#### Items from a dataset:
________
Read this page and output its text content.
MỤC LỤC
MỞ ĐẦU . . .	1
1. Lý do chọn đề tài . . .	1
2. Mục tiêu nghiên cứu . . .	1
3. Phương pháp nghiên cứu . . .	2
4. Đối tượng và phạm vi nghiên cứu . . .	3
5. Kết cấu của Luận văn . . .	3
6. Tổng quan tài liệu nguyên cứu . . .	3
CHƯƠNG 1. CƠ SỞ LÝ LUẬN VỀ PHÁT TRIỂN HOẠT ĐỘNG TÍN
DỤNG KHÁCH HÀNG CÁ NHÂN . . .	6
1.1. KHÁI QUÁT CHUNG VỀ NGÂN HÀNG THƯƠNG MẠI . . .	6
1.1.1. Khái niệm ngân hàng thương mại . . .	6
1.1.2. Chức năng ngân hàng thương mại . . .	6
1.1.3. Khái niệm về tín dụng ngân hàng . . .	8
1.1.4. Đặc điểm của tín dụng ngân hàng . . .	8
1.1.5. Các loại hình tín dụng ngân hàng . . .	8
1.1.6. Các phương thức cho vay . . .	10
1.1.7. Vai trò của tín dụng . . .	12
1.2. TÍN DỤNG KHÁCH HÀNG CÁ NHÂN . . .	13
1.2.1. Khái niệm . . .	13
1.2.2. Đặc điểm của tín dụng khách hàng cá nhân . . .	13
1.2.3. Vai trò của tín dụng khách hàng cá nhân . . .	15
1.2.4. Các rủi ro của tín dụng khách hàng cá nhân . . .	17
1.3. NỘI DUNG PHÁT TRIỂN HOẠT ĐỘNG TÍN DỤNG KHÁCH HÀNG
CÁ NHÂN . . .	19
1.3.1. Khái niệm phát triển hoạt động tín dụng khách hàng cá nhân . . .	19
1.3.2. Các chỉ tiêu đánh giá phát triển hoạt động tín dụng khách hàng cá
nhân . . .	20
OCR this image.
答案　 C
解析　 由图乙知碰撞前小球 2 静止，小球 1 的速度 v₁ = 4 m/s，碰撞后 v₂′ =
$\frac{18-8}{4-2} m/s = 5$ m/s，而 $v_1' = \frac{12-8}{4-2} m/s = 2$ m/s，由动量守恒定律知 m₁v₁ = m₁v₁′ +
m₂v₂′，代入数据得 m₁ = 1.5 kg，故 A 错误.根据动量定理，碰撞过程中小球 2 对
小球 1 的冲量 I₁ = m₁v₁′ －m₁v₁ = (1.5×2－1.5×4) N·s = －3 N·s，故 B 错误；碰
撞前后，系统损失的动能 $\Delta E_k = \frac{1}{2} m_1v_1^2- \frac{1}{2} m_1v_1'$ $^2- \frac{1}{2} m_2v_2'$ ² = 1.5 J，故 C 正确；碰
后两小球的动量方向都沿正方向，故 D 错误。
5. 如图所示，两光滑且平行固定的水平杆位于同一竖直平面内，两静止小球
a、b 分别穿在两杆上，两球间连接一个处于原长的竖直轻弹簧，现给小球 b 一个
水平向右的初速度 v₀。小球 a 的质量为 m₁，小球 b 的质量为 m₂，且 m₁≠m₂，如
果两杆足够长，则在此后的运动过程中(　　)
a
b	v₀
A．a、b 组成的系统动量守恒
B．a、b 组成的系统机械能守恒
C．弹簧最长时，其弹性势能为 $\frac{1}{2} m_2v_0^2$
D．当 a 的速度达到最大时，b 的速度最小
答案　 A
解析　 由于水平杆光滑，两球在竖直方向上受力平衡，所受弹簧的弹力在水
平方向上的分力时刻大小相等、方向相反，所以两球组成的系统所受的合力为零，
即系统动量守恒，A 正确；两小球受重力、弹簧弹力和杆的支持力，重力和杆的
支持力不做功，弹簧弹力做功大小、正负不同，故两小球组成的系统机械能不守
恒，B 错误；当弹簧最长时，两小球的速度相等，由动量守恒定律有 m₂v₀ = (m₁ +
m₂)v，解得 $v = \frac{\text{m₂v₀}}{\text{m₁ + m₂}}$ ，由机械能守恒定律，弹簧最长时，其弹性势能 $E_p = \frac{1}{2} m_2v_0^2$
________
#### TASK GOAL:
Each line from the one containing "OCR this image." through the end of the entries, both included, is to be returned exactly, with no other lines.

#### RESULT BELOW:
OCR this image.
答案　 C
解析　 由图乙知碰撞前小球 2 静止，小球 1 的速度 v₁ = 4 m/s，碰撞后 v₂′ =
$\frac{18-8}{4-2} m/s = 5$ m/s，而 $v_1' = \frac{12-8}{4-2} m/s = 2$ m/s，由动量守恒定律知 m₁v₁ = m₁v₁′ +
m₂v₂′，代入数据得 m₁ = 1.5 kg，故 A 错误.根据动量定理，碰撞过程中小球 2 对
小球 1 的冲量 I₁ = m₁v₁′ －m₁v₁ = (1.5×2－1.5×4) N·s = －3 N·s，故 B 错误；碰
撞前后，系统损失的动能 $\Delta E_k = \frac{1}{2} m_1v_1^2- \frac{1}{2} m_1v_1'$ $^2- \frac{1}{2} m_2v_2'$ ² = 1.5 J，故 C 正确；碰
后两小球的动量方向都沿正方向，故 D 错误。
5. 如图所示，两光滑且平行固定的水平杆位于同一竖直平面内，两静止小球
a、b 分别穿在两杆上，两球间连接一个处于原长的竖直轻弹簧，现给小球 b 一个
水平向右的初速度 v₀。小球 a 的质量为 m₁，小球 b 的质量为 m₂，且 m₁≠m₂，如
果两杆足够长，则在此后的运动过程中(　　)
a
b	v₀
A．a、b 组成的系统动量守恒
B．a、b 组成的系统机械能守恒
C．弹簧最长时，其弹性势能为 $\frac{1}{2} m_2v_0^2$
D．当 a 的速度达到最大时，b 的速度最小
答案　 A
解析　 由于水平杆光滑，两球在竖直方向上受力平衡，所受弹簧的弹力在水
平方向上的分力时刻大小相等、方向相反，所以两球组成的系统所受的合力为零，
即系统动量守恒，A 正确；两小球受重力、弹簧弹力和杆的支持力，重力和杆的
支持力不做功，弹簧弹力做功大小、正负不同，故两小球组成的系统机械能不守
恒，B 错误；当弹簧最长时，两小球的速度相等，由动量守恒定律有 m₂v₀ = (m₁ +
m₂)v，解得 $v = \frac{\text{m₂v₀}}{\text{m₁ + m₂}}$ ，由机械能守恒定律，弹簧最长时，其弹性势能 $E_p = \frac{1}{2} m_2v_0^2$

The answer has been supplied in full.